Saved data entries
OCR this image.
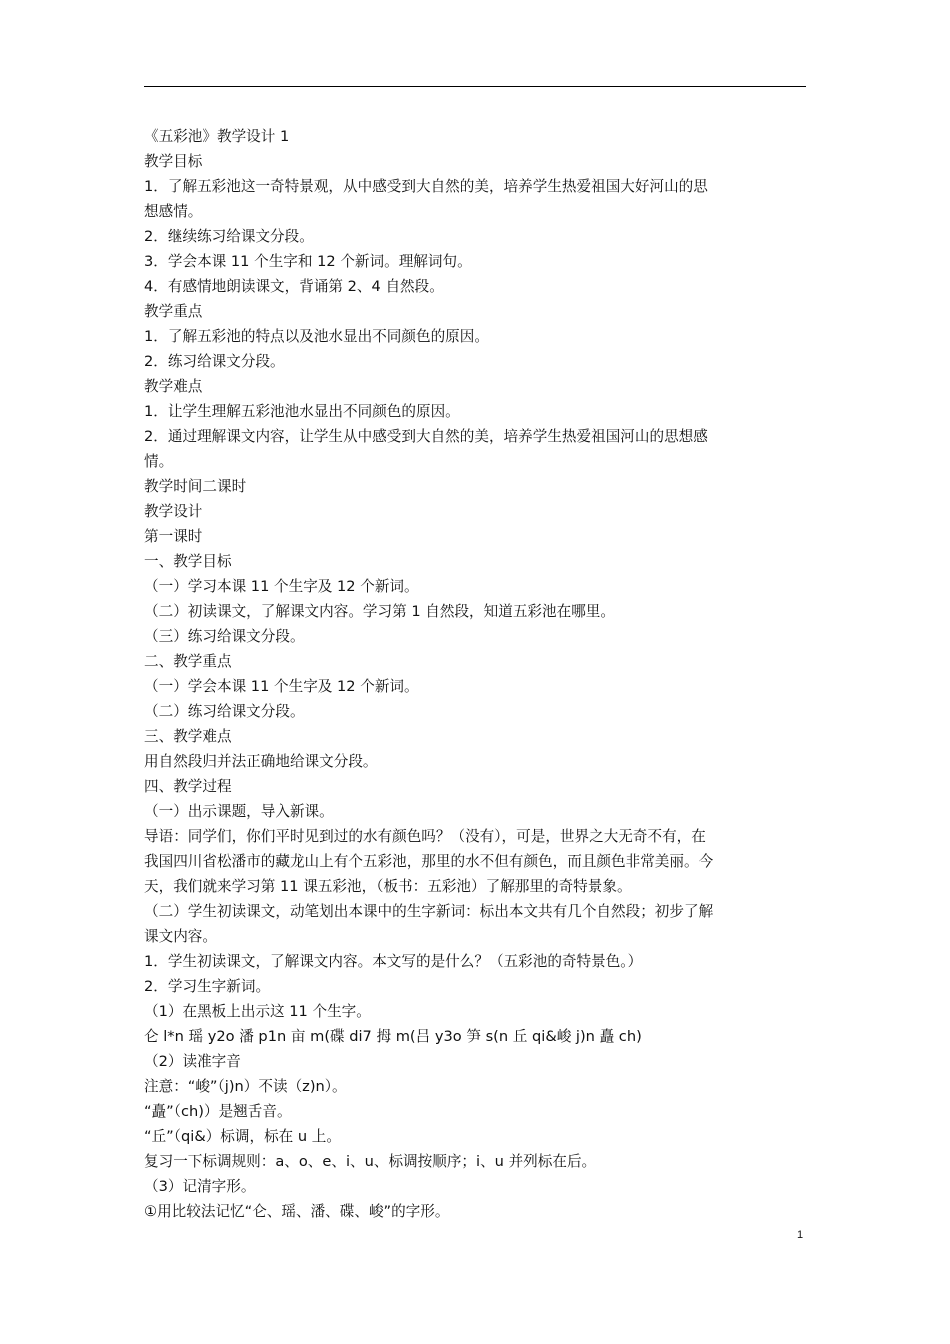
《五彩池》教学设计 1
教学目标
1．了解五彩池这一奇特景观，从中感受到大自然的美，培养学生热爱祖国大好河山的思
想感情。
2．继续练习给课文分段。
3．学会本课 11 个生字和 12 个新词。理解词句。
4．有感情地朗读课文，背诵第 2、4 自然段。
教学重点
1．了解五彩池的特点以及池水显出不同颜色的原因。
2．练习给课文分段。
教学难点
1．让学生理解五彩池池水显出不同颜色的原因。
2．通过理解课文内容，让学生从中感受到大自然的美，培养学生热爱祖国河山的思想感
情。
教学时间二课时
教学设计
第一课时
一、教学目标
（一）学习本课 11 个生字及 12 个新词。
（二）初读课文，了解课文内容。学习第 1 自然段，知道五彩池在哪里。
（三）练习给课文分段。
二、教学重点
（一）学会本课 11 个生字及 12 个新词。
（二）练习给课文分段。
三、教学难点
用自然段归并法正确地给课文分段。
四、教学过程
（一）出示课题，导入新课。
导语：同学们，你们平时见到过的水有颜色吗？（没有），可是，世界之大无奇不有，在
我国四川省松潘市的藏龙山上有个五彩池，那里的水不但有颜色，而且颜色非常美丽。今
天，我们就来学习第 11 课五彩池，（板书：五彩池）了解那里的奇特景象。
（二）学生初读课文，动笔划出本课中的生字新词：标出本文共有几个自然段；初步了解
课文内容。
1．学生初读课文，了解课文内容。本文写的是什么？（五彩池的奇特景色。）
2．学习生字新词。
（1）在黑板上出示这 11 个生字。
仑 l*n 瑶 y2o 潘 p1n 亩 m(碟 di7 拇 m(吕 y3o 笋 s(n 丘 qi&峻 j)n 矗 ch)
（2）读准字音
注意：“峻”（j)n）不读（z)n）。
“矗”（ch)）是翘舌音。
“丘”（qi&）标调，标在 u 上。
复习一下标调规则：a、o、e、i、u、标调按顺序；i、u 并列标在后。
（3）记清字形。
①用比较法记忆“仑、瑶、潘、碟、峻”的字形。
1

▶ **Directions for this task**:
Looking at the data above, how many lines hold the word "学会本课"? Respond with the number alone.

▶ **Result of this exercise**:
2